**WHAT IS EXPECTED**
In the material below, list every line carrying the string "Arbetssökande".

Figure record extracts
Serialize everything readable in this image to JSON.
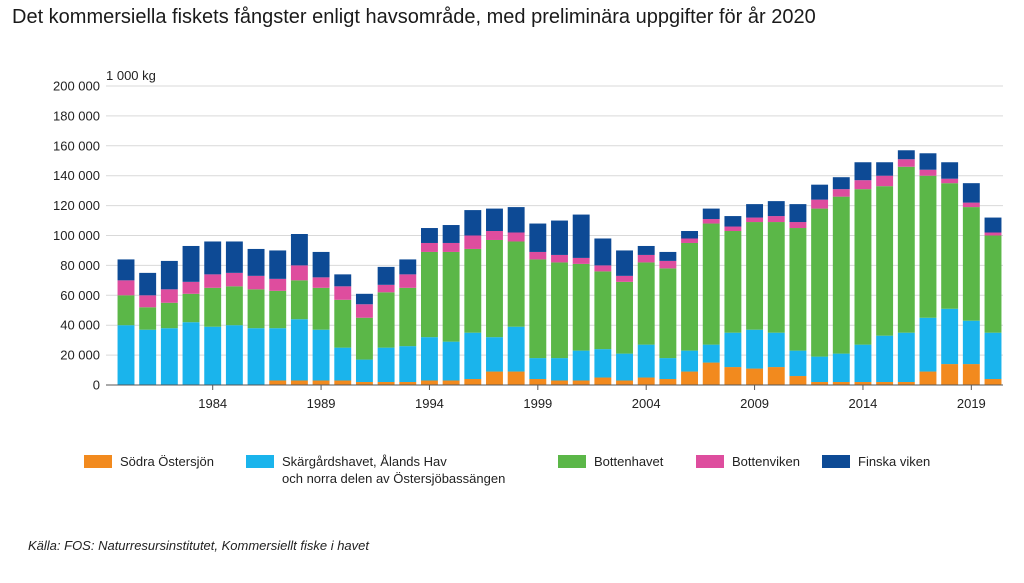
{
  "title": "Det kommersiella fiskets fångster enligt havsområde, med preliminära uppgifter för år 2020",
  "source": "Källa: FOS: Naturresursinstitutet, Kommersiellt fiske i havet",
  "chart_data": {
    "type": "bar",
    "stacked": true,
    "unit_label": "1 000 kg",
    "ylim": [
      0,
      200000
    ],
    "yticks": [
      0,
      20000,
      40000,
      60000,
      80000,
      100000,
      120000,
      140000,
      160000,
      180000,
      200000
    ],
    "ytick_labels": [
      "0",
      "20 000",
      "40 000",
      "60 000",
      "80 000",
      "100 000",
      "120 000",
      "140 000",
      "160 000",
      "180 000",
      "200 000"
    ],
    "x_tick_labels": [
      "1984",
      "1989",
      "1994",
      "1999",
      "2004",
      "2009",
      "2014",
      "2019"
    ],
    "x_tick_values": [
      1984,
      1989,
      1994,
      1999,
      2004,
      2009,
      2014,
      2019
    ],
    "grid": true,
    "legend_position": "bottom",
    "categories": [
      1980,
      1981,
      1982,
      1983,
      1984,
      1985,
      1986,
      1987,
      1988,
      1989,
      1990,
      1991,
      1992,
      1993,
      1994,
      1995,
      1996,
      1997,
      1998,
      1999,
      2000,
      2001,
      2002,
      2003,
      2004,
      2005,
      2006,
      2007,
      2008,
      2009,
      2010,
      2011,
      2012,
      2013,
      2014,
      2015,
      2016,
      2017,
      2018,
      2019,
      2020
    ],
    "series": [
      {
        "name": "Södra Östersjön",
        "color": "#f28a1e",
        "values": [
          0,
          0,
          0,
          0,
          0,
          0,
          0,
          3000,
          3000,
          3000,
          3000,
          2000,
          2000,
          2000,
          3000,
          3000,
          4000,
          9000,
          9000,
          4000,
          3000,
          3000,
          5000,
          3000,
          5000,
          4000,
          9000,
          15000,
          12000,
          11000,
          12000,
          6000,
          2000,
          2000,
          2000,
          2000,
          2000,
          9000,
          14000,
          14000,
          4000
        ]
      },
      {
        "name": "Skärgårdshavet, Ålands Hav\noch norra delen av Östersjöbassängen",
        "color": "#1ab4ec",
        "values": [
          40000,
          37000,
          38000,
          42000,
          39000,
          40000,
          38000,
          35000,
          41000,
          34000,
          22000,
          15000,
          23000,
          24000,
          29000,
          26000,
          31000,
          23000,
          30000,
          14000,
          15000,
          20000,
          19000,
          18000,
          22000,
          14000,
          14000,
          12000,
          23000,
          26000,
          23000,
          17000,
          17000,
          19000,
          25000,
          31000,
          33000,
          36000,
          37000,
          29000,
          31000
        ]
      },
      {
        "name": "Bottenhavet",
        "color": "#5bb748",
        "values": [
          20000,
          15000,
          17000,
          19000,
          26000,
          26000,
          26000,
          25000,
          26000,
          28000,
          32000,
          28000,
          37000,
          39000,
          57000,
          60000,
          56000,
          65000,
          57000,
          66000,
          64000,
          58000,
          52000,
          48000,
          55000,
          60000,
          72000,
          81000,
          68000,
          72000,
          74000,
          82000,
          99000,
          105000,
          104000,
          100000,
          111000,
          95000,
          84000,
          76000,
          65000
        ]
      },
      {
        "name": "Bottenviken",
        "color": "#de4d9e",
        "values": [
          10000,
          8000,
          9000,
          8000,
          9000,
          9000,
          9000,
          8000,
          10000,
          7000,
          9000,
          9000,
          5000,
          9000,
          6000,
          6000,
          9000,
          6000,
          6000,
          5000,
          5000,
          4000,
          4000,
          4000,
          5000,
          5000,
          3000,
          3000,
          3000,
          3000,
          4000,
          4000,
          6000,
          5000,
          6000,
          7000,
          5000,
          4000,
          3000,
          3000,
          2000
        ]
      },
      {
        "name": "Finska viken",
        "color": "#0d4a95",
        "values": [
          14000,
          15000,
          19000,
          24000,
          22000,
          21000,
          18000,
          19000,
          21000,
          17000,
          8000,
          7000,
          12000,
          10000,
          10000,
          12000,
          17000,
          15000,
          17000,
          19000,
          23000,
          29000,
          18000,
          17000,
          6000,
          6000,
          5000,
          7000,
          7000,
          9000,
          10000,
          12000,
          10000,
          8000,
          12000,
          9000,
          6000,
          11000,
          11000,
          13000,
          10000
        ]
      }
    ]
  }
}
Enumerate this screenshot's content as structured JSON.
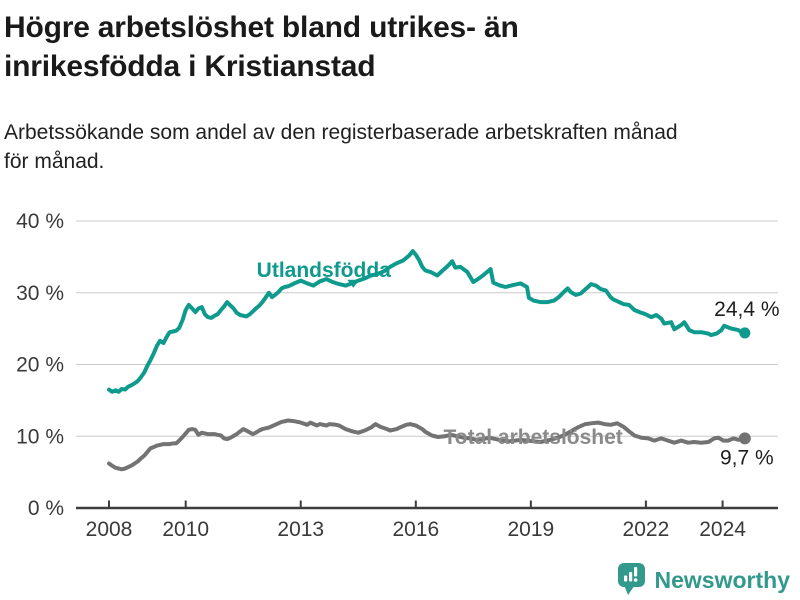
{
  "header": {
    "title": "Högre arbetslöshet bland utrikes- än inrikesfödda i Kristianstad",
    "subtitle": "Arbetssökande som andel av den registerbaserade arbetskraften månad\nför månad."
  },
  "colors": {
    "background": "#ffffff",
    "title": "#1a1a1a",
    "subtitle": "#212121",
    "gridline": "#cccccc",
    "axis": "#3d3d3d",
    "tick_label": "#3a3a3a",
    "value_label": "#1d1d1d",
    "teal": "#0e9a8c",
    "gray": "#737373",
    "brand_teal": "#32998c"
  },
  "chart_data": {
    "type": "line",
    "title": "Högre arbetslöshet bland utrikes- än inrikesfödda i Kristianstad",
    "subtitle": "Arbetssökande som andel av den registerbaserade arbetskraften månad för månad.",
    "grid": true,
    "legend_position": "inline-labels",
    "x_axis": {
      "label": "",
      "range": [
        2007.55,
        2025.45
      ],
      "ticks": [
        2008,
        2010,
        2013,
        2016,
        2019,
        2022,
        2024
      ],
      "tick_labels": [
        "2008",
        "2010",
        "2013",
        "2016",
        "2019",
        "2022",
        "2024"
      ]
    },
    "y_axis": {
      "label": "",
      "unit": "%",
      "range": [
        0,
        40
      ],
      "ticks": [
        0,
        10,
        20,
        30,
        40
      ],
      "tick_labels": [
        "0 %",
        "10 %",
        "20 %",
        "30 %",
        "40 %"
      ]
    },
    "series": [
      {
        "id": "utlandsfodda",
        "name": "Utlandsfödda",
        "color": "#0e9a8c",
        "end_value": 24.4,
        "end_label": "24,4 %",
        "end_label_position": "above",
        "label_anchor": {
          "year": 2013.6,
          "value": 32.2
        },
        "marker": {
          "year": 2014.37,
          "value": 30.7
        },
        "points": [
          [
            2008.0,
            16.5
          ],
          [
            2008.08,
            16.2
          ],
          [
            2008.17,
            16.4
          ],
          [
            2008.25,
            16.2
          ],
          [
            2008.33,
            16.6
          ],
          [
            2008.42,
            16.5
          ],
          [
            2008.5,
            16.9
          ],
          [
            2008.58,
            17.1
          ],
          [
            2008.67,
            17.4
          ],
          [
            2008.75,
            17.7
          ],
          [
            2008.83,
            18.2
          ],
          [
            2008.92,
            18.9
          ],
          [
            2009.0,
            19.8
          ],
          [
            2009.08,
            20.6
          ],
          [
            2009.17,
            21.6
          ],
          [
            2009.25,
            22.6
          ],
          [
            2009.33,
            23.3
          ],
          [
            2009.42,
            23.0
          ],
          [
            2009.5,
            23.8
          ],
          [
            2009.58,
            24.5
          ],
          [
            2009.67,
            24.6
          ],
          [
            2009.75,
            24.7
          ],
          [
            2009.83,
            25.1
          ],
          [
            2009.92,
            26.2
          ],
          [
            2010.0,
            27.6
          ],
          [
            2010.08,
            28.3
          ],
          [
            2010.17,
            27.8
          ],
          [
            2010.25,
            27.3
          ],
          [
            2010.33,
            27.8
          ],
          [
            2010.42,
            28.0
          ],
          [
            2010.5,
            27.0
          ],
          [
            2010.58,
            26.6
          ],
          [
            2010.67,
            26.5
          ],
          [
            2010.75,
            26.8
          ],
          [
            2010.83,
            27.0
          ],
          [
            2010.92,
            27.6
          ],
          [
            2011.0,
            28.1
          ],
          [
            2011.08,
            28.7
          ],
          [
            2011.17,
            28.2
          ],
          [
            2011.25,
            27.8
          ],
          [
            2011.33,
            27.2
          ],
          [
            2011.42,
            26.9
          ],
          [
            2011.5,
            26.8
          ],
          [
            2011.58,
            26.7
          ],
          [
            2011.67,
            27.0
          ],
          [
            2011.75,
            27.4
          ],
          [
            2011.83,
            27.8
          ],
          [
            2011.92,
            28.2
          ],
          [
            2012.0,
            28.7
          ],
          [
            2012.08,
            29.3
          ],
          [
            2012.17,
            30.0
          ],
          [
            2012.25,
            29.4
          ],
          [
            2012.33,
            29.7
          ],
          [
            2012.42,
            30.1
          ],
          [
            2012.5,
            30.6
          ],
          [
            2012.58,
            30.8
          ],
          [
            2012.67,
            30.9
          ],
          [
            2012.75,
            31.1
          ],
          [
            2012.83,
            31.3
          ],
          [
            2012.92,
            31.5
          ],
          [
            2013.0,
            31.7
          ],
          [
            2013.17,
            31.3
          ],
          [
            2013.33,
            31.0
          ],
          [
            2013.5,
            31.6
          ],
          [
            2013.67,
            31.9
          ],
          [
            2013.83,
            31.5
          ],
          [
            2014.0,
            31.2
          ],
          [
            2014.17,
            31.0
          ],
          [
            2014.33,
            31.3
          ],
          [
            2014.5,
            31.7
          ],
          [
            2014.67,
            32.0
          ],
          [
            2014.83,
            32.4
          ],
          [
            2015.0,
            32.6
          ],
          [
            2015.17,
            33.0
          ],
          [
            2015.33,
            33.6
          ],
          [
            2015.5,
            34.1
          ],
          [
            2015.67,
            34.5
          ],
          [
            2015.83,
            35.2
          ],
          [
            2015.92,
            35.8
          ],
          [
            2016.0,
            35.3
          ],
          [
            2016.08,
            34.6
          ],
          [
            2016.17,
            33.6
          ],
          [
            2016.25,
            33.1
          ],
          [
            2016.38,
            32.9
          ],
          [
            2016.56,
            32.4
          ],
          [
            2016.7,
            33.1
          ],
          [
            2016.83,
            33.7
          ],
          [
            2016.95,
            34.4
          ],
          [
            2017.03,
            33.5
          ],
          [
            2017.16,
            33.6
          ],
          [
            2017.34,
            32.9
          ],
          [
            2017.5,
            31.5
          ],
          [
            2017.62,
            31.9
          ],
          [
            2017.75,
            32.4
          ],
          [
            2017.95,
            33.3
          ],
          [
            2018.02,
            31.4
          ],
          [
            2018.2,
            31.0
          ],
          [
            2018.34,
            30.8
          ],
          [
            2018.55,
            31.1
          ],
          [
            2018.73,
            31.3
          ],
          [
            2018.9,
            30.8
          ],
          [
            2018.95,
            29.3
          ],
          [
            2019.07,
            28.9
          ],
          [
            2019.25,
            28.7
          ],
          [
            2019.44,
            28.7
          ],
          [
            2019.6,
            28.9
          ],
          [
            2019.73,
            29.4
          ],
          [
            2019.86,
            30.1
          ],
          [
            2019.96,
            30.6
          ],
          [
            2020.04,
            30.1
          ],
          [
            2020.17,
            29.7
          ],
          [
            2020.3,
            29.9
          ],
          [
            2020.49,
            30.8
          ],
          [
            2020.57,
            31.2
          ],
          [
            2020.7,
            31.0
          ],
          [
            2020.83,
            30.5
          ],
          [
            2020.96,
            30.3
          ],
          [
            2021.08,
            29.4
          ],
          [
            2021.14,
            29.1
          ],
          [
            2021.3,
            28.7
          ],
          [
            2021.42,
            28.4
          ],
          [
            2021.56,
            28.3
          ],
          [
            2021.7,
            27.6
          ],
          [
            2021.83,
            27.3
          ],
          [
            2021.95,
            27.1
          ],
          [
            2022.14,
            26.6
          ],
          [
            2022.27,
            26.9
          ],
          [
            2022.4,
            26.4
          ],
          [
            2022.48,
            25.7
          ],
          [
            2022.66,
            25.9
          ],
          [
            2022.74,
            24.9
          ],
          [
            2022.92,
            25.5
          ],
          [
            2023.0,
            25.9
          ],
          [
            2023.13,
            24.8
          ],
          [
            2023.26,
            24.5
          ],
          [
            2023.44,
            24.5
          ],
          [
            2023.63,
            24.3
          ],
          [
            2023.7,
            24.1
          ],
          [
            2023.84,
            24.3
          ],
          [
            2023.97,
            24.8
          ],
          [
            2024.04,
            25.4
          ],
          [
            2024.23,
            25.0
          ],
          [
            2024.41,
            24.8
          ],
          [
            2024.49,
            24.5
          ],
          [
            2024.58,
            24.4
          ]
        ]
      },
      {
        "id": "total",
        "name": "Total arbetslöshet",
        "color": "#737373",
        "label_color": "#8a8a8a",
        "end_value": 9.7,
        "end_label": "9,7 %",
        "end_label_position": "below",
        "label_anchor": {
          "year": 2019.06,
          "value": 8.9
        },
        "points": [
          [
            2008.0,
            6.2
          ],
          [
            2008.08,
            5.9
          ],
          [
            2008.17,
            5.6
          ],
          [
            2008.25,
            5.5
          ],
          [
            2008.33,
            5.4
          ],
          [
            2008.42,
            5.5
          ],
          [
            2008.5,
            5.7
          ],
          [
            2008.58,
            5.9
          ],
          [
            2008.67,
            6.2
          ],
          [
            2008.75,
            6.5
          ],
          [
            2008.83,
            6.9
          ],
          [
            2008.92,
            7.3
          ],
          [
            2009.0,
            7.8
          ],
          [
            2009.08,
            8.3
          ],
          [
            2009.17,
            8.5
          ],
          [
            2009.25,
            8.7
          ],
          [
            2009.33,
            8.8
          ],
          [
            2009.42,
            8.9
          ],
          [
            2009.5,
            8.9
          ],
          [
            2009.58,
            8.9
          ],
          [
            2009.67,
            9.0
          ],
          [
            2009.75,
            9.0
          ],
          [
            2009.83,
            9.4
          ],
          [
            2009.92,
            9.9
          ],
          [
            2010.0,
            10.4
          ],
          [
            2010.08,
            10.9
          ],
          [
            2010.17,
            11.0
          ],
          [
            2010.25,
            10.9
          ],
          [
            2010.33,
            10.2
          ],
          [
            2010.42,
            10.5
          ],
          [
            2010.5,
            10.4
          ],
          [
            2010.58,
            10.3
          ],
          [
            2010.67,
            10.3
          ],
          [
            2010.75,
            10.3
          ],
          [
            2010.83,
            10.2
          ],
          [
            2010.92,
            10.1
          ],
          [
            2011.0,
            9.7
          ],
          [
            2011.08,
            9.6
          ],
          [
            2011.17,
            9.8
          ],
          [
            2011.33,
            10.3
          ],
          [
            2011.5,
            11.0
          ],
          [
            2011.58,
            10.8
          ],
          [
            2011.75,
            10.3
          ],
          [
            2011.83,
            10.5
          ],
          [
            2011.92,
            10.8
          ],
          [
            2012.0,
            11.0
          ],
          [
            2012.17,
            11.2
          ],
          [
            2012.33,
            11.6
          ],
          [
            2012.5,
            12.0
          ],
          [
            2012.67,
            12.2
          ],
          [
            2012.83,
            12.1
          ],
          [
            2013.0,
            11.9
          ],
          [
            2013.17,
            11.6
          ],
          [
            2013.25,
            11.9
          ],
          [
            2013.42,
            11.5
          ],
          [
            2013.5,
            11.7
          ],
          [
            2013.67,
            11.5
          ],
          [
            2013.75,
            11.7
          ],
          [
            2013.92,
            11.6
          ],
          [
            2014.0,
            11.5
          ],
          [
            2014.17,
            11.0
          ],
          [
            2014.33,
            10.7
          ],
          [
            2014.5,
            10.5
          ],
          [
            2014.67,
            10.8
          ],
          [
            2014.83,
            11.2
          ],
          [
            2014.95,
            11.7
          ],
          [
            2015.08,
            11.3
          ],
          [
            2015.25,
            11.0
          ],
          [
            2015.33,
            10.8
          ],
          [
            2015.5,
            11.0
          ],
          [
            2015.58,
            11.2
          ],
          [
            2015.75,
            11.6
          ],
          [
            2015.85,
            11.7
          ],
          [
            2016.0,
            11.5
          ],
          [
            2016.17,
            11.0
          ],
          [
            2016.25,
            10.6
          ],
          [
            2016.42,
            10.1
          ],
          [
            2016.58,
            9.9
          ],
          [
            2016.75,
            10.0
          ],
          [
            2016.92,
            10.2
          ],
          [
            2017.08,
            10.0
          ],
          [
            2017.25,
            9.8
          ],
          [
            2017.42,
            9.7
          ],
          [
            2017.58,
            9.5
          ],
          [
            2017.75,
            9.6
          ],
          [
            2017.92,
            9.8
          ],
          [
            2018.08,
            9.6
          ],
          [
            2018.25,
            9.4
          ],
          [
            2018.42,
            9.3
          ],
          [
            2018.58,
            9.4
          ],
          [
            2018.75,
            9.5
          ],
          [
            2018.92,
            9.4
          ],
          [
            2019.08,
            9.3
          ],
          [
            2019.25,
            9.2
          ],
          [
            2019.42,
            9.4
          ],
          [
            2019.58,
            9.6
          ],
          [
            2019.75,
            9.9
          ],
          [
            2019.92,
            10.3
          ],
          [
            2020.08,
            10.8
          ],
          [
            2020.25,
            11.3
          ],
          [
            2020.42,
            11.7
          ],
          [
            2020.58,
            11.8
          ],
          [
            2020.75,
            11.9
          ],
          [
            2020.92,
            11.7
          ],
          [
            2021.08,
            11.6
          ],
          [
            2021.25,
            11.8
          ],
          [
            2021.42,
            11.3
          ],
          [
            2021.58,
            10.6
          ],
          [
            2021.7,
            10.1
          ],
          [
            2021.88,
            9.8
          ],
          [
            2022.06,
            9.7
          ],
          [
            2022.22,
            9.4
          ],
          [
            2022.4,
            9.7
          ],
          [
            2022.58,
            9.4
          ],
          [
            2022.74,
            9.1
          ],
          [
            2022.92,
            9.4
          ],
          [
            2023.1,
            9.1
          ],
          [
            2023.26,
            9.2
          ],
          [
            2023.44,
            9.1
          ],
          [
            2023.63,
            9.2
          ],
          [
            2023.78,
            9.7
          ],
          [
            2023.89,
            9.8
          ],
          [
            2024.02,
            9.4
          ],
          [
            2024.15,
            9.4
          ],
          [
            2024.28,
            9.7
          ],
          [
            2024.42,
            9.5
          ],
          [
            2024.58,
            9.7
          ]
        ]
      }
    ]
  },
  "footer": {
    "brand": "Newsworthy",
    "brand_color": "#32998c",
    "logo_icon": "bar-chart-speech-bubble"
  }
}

**RESPONSE TO THIS EXERCISE**
    "subtitle": "Arbetssökande som andel av den registerbaserade arbetskraften månad\nför månad."
    "subtitle": "Arbetssökande som andel av den registerbaserade arbetskraften månad för månad.",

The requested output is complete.